*What needs to be done*.
Copy out each line of the material in which the word "atención" appears.

# # #

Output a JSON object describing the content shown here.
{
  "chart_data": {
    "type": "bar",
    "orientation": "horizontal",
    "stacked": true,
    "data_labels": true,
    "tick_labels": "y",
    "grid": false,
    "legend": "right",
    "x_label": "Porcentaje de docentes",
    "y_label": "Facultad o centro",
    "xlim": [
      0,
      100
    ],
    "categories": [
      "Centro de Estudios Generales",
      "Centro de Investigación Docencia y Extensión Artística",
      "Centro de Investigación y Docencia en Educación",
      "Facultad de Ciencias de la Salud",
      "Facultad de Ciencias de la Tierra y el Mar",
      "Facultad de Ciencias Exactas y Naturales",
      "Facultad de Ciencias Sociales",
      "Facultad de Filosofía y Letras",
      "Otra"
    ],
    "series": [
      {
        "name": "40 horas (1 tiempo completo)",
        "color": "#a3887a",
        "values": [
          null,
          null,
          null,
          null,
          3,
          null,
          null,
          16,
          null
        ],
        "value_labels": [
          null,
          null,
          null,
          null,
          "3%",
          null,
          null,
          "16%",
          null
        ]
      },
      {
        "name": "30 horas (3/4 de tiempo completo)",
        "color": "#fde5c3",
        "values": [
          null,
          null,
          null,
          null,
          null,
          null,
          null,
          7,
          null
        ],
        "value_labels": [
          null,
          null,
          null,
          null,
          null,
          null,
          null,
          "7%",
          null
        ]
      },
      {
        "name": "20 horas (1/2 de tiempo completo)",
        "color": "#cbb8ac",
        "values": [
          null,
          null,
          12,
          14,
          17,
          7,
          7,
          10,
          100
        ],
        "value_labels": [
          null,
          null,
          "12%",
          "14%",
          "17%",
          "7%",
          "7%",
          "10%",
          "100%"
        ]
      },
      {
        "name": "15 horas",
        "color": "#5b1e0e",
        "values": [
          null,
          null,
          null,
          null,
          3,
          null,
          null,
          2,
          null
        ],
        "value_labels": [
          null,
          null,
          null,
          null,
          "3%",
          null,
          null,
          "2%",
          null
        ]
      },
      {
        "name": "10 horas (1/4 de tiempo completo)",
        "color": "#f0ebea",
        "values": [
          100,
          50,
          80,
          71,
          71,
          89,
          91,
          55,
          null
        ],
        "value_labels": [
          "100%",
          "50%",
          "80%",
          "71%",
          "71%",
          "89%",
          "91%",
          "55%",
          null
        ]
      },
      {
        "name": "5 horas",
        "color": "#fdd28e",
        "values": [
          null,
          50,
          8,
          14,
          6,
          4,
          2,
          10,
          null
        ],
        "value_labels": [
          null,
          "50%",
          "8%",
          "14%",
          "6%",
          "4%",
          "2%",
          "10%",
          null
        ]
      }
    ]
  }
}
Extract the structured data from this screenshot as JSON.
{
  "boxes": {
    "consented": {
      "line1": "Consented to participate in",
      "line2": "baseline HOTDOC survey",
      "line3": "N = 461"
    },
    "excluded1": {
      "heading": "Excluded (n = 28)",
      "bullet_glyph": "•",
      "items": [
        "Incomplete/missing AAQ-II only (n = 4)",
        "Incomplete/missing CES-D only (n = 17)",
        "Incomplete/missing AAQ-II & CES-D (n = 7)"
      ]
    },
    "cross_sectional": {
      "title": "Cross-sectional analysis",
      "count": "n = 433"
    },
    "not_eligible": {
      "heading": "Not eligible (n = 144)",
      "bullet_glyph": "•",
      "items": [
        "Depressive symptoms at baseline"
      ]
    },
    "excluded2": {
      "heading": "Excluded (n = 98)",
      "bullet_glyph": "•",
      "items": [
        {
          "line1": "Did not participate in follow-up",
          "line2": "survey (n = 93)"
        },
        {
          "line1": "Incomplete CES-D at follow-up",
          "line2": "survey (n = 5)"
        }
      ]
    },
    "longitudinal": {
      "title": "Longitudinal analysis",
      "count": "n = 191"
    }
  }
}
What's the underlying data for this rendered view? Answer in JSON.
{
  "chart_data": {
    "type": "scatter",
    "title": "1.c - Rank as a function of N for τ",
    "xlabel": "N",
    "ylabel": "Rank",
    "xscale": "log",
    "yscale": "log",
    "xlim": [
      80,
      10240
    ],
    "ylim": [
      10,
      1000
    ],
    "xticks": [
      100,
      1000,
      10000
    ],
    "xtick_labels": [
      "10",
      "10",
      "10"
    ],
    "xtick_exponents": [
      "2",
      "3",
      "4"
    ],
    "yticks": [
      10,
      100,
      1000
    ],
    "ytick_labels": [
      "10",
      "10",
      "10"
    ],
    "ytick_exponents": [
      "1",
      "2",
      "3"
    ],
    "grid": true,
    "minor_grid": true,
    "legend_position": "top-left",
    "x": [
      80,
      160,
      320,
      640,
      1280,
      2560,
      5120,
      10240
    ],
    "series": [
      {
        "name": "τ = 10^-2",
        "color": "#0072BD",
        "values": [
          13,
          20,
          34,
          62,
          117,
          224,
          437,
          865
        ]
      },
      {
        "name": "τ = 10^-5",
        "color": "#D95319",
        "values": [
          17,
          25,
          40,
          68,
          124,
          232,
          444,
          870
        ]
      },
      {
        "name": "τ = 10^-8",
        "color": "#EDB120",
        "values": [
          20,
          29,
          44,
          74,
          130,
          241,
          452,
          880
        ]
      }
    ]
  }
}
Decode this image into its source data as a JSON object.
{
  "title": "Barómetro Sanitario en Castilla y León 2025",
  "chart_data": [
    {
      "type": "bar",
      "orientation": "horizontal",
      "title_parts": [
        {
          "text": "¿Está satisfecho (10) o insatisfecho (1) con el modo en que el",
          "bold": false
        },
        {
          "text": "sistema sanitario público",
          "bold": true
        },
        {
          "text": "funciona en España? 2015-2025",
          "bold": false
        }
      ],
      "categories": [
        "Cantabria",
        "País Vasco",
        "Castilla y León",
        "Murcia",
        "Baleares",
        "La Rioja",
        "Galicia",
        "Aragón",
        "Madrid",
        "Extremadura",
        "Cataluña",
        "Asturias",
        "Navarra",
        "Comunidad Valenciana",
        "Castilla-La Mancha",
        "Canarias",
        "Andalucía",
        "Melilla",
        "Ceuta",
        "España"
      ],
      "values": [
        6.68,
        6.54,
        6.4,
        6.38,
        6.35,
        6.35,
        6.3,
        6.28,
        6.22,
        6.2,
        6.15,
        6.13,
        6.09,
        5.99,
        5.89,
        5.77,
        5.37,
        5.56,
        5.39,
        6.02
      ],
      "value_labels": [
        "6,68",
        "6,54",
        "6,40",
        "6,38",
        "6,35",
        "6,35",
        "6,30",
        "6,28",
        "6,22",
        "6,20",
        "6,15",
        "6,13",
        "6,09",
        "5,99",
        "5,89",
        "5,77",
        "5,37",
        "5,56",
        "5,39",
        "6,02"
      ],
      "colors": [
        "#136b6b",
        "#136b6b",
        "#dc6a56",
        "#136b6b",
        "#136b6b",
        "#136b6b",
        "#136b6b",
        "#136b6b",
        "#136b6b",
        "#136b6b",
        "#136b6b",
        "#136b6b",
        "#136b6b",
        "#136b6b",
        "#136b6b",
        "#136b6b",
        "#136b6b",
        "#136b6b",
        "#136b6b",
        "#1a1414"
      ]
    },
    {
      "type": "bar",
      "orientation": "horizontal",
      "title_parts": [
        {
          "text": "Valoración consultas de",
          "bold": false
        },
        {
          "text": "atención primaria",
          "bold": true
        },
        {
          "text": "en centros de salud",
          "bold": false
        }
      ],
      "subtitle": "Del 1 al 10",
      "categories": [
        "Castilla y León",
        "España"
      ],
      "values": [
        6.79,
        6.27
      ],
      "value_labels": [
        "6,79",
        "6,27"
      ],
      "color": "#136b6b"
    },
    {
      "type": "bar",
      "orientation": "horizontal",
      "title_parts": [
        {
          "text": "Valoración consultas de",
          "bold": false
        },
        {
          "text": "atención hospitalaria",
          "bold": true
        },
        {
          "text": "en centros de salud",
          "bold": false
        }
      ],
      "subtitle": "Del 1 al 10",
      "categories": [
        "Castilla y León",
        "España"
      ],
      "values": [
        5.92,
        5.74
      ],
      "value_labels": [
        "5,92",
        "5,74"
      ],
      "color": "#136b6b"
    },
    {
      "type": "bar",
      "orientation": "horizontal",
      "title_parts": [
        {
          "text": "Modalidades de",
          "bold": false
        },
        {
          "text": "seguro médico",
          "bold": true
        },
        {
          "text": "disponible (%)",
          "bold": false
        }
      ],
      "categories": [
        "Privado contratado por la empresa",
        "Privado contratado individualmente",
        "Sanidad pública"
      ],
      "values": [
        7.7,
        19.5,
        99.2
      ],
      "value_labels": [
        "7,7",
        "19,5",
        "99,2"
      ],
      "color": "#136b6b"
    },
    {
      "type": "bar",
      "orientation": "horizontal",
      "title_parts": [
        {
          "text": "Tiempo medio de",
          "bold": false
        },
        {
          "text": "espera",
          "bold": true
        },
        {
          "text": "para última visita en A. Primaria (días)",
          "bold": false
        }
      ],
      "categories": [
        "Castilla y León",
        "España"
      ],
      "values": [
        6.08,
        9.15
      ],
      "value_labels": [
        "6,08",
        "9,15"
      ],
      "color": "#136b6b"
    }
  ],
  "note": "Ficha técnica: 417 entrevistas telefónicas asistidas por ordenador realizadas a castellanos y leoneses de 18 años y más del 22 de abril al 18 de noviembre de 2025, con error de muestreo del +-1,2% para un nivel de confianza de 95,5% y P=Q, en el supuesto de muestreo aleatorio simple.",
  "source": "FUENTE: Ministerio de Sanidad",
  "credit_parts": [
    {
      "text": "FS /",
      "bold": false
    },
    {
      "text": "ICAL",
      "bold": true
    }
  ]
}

# # #

*Exercise response*.
          "text": "atención primaria",
          "text": "atención hospitalaria",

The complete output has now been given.